*Exercise directions:* Return the lines where the word "制作洋葱鳞片叶表皮细胞临时装片" occurs.

╭─ Source records

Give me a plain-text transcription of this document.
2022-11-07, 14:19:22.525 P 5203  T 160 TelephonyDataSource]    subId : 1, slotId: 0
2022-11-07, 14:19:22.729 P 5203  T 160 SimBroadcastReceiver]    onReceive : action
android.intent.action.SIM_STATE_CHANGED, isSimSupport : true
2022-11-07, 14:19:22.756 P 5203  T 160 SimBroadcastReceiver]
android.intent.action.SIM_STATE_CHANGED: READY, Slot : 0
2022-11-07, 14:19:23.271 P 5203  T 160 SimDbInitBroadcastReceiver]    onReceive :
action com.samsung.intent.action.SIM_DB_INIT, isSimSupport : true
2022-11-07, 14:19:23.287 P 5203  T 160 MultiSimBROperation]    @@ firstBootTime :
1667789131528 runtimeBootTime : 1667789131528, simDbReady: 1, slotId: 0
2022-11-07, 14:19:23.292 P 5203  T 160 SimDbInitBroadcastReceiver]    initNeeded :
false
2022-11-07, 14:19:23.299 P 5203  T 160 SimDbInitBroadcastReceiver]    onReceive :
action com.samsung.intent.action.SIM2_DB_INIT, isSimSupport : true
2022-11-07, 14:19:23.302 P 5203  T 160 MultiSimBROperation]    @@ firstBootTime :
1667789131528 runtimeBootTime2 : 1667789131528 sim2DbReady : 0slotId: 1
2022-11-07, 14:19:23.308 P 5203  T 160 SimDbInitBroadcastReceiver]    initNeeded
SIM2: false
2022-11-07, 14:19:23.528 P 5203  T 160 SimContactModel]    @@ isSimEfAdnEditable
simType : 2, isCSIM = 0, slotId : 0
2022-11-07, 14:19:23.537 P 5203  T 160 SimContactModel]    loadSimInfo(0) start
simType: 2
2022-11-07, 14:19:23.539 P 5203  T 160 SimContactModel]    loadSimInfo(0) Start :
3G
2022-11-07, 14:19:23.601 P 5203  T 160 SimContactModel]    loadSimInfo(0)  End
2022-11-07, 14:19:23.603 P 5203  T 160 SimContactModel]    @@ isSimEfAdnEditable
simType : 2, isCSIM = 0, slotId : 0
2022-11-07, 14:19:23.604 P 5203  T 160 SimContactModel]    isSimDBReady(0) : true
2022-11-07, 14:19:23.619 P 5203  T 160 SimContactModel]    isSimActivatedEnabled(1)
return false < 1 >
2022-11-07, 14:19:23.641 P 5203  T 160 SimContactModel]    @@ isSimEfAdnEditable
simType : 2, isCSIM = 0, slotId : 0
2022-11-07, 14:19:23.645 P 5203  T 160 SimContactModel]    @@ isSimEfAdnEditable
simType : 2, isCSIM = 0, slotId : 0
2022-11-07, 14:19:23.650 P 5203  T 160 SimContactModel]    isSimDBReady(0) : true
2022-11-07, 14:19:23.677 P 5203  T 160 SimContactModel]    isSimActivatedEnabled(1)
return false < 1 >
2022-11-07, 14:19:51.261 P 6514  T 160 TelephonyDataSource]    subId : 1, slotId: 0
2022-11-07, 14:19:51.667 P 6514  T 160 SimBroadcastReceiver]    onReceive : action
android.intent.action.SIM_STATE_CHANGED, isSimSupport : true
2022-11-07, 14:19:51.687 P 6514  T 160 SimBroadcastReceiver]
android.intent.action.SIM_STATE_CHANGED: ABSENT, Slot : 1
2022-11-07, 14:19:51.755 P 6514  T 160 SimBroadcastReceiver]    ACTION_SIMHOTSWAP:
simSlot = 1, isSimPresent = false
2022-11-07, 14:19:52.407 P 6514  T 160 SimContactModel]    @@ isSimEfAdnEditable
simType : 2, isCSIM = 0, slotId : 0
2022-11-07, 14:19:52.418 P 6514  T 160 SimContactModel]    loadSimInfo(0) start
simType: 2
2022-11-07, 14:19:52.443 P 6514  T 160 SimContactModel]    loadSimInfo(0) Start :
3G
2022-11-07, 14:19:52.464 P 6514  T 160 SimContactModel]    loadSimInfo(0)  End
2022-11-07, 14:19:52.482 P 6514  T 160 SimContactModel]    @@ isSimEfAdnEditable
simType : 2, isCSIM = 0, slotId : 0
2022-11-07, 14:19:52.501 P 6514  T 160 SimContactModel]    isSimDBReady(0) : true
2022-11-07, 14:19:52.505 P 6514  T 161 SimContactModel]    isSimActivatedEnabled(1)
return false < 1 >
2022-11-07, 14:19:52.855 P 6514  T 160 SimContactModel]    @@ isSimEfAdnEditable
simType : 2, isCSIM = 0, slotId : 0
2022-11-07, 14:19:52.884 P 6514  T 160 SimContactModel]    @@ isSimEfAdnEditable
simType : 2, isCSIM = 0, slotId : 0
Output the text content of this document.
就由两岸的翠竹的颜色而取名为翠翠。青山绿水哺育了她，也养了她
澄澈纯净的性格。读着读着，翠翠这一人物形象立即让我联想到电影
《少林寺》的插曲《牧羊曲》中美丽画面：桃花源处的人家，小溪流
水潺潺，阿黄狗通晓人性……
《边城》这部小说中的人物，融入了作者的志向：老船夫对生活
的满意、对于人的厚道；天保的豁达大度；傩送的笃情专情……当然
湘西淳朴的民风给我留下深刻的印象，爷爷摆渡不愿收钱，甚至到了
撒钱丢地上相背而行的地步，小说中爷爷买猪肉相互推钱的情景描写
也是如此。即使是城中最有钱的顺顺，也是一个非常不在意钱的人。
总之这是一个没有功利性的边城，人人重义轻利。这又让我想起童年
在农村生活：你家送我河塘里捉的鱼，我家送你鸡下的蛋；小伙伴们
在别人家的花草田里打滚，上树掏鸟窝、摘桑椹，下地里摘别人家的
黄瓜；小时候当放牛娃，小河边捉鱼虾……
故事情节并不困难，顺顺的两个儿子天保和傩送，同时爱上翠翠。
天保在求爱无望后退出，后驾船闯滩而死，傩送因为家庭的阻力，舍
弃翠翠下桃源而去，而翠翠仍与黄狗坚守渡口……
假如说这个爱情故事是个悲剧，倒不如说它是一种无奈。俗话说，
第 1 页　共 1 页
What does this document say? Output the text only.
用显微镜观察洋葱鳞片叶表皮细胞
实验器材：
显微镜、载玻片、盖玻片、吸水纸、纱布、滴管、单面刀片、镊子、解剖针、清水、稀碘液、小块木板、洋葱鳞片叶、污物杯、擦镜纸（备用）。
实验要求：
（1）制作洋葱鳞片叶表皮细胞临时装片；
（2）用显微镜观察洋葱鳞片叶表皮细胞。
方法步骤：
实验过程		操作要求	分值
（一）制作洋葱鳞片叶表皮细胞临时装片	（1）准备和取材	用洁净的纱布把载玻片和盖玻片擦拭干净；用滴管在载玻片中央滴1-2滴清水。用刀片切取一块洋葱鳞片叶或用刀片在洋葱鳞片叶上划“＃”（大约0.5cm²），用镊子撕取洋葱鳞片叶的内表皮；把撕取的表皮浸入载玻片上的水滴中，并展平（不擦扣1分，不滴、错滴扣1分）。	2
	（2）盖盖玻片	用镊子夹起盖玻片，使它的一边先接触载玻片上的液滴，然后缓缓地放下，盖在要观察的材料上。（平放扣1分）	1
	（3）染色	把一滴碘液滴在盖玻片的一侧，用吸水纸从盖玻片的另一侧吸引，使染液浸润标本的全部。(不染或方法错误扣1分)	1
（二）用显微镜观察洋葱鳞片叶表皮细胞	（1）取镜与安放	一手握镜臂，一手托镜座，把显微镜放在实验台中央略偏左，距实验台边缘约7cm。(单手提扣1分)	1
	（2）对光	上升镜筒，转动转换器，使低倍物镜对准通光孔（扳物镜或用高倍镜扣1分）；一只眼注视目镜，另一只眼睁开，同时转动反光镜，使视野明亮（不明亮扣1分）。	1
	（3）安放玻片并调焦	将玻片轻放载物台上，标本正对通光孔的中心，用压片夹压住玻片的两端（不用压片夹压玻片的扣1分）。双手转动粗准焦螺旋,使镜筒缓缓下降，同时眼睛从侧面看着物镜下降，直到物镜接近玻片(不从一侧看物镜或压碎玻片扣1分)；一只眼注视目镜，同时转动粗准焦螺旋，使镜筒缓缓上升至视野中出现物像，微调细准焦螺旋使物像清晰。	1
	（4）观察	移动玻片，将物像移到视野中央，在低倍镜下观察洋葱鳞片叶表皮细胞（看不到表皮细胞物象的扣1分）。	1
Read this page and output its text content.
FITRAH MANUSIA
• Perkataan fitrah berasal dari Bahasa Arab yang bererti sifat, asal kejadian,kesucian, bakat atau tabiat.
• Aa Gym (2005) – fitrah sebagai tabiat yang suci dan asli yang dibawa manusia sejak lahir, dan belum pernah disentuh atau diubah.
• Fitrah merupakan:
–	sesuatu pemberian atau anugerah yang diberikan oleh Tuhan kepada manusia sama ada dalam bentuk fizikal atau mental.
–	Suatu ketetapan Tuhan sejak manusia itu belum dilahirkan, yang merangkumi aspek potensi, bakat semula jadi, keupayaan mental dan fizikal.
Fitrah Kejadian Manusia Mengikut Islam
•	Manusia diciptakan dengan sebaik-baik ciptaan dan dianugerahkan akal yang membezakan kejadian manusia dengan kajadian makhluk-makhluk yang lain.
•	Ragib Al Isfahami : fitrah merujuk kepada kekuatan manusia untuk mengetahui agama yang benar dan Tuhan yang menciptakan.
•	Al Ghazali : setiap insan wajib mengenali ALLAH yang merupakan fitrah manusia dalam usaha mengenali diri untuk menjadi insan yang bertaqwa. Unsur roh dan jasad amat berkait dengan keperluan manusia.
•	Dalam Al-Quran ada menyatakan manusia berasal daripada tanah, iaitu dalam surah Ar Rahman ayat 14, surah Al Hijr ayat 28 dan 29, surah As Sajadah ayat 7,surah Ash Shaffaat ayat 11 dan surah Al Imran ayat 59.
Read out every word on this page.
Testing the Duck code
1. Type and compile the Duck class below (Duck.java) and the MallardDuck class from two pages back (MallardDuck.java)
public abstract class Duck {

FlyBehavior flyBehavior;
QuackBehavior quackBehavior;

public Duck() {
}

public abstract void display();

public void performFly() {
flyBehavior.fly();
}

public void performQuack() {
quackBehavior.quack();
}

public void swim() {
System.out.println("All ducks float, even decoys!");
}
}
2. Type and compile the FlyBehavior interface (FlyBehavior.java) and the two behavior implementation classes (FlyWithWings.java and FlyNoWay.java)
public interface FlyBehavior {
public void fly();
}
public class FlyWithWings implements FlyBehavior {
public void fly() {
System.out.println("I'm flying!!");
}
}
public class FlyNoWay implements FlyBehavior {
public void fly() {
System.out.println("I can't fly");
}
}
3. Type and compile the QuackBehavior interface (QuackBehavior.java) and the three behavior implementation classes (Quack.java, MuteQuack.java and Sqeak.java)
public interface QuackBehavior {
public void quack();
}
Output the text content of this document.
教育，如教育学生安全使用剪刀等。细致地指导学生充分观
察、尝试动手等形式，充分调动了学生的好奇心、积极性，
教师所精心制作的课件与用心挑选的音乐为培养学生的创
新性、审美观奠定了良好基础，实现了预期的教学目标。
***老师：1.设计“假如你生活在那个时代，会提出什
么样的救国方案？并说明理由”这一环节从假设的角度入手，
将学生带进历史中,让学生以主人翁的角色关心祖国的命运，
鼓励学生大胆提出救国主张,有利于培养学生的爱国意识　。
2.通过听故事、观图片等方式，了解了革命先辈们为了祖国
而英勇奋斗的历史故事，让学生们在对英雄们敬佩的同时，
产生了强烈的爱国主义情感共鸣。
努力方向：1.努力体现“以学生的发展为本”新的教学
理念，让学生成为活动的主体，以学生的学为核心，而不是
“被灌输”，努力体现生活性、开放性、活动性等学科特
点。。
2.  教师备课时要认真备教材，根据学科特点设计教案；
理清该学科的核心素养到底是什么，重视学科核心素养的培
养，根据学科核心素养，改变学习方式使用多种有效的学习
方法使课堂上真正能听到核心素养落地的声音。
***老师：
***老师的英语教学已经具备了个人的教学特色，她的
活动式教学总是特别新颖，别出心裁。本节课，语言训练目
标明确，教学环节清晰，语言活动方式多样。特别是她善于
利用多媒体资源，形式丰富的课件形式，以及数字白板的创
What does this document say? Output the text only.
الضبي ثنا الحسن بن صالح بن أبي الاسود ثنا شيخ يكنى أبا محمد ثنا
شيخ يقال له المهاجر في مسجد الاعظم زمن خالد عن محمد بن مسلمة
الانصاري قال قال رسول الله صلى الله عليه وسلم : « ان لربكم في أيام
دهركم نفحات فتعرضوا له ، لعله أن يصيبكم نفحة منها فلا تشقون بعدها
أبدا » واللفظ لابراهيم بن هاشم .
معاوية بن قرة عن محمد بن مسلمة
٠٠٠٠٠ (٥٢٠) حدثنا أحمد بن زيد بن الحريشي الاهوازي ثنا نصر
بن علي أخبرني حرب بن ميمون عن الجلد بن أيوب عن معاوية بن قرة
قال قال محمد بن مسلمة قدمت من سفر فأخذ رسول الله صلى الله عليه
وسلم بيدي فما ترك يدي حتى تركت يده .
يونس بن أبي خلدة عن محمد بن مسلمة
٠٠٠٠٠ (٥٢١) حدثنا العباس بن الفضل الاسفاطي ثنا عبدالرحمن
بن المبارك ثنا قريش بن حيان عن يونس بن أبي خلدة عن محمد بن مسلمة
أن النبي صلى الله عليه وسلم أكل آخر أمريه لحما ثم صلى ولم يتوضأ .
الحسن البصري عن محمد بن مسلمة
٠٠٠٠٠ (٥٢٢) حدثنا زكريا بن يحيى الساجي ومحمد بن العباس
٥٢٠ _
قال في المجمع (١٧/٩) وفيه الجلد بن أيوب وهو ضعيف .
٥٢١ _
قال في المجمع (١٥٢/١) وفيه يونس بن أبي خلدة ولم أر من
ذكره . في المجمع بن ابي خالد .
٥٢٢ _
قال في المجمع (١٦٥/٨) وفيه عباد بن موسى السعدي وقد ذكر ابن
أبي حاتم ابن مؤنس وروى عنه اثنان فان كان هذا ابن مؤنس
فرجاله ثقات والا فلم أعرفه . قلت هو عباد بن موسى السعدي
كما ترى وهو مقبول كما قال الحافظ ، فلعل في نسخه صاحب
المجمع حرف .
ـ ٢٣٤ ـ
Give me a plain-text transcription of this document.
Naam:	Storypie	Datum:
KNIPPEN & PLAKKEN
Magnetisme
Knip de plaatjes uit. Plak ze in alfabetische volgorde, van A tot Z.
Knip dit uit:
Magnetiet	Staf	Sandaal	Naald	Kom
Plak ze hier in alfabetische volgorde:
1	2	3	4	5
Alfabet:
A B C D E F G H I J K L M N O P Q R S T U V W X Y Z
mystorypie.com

╰─

*Answer in full:*
（1）制作洋葱鳞片叶表皮细胞临时装片；
（一）制作洋葱鳞片叶表皮细胞临时装片	（1）准备和取材	用洁净的纱布把载玻片和盖玻片擦拭干净；用滴管在载玻片中央滴1-2滴清水。用刀片切取一块洋葱鳞片叶或用刀片在洋葱鳞片叶上划“＃”（大约0.5cm²），用镊子撕取洋葱鳞片叶的内表皮；把撕取的表皮浸入载玻片上的水滴中，并展平（不擦扣1分，不滴、错滴扣1分）。	2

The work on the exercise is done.